__What is being asked__
Find all lines in the records that include the word "content", and copy them out.
--- START OF Task data ---
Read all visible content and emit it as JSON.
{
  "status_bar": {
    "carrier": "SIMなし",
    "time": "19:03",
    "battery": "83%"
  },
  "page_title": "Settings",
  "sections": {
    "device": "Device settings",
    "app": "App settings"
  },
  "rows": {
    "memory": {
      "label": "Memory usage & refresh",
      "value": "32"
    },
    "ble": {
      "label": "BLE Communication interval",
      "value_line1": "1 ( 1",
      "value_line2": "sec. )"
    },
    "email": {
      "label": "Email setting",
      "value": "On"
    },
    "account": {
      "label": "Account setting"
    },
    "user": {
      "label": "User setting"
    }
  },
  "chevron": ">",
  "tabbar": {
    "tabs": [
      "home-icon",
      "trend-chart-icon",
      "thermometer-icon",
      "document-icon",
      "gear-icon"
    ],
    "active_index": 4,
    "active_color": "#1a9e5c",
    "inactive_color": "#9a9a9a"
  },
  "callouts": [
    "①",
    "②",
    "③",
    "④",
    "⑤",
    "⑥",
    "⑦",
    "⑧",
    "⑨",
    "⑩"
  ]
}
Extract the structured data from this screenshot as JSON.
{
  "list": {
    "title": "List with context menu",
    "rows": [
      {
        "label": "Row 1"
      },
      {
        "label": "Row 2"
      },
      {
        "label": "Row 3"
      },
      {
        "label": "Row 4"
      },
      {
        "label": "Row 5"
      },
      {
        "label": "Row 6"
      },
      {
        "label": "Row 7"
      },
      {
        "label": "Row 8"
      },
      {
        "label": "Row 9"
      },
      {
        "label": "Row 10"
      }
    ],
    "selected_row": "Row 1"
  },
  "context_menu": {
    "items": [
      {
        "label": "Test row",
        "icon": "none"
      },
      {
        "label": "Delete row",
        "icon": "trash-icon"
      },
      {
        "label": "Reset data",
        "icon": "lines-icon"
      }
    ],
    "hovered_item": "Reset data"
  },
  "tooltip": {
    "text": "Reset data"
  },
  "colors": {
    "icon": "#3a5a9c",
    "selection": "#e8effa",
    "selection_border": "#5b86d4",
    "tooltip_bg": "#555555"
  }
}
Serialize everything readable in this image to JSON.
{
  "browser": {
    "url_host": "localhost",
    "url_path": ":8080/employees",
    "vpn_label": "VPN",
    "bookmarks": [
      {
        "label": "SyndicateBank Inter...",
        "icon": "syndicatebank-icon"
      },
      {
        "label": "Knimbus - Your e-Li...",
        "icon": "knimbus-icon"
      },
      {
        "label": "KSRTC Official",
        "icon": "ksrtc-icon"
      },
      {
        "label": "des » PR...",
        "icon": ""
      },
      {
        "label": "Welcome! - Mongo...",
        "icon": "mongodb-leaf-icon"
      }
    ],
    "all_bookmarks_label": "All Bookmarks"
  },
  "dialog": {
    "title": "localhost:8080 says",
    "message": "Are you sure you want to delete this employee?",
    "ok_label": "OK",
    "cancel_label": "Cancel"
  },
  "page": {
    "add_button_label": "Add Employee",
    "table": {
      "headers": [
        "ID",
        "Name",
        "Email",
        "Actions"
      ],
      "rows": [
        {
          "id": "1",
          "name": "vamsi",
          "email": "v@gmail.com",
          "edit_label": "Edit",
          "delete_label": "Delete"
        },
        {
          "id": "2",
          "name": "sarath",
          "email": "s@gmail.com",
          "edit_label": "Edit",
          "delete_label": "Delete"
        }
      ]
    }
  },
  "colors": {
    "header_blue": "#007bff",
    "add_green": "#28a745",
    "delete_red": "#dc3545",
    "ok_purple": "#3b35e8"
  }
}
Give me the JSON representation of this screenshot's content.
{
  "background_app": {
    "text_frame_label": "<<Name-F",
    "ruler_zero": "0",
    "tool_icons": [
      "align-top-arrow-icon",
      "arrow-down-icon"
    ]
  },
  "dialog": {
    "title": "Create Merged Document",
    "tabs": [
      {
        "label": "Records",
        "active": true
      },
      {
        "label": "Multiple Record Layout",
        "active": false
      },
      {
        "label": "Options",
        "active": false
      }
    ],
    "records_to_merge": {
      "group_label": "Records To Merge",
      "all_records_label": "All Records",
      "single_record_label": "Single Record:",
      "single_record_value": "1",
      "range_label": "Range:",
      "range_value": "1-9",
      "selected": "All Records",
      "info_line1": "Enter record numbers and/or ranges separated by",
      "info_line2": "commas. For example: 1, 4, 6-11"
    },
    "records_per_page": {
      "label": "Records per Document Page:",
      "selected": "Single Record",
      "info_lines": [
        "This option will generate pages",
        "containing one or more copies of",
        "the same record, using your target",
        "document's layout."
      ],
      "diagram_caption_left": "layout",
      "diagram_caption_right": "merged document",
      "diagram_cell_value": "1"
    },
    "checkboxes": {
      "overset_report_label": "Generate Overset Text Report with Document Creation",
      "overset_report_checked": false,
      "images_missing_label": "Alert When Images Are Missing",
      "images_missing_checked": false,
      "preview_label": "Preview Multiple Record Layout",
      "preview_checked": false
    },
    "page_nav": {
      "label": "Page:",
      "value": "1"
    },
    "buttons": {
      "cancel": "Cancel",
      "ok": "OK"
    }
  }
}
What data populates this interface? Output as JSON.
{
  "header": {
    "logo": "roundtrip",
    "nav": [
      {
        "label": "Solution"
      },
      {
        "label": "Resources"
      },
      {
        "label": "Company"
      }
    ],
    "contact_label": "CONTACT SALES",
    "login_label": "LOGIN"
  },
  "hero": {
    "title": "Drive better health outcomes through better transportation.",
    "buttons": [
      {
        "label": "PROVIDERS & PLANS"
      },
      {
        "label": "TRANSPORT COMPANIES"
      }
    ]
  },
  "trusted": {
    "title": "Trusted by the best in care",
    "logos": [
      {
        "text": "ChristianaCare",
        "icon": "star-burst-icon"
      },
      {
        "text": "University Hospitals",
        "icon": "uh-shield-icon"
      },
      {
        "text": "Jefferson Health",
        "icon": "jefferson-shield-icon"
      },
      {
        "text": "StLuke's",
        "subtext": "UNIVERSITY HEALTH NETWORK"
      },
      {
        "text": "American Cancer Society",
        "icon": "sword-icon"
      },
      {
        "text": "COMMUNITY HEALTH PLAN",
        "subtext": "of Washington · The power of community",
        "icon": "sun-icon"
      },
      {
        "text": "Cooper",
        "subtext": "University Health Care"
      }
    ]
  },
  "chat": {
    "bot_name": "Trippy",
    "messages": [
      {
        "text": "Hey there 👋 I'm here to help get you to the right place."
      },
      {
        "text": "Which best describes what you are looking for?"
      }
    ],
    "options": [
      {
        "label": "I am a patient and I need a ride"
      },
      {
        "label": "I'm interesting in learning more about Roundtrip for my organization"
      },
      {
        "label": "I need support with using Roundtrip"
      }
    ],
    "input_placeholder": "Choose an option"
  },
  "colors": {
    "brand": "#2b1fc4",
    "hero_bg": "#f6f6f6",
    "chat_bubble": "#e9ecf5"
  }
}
--- END OF Task data ---
__Response to this task__
Read all visible content and emit it as JSON.
Give me the JSON representation of this screenshot's content.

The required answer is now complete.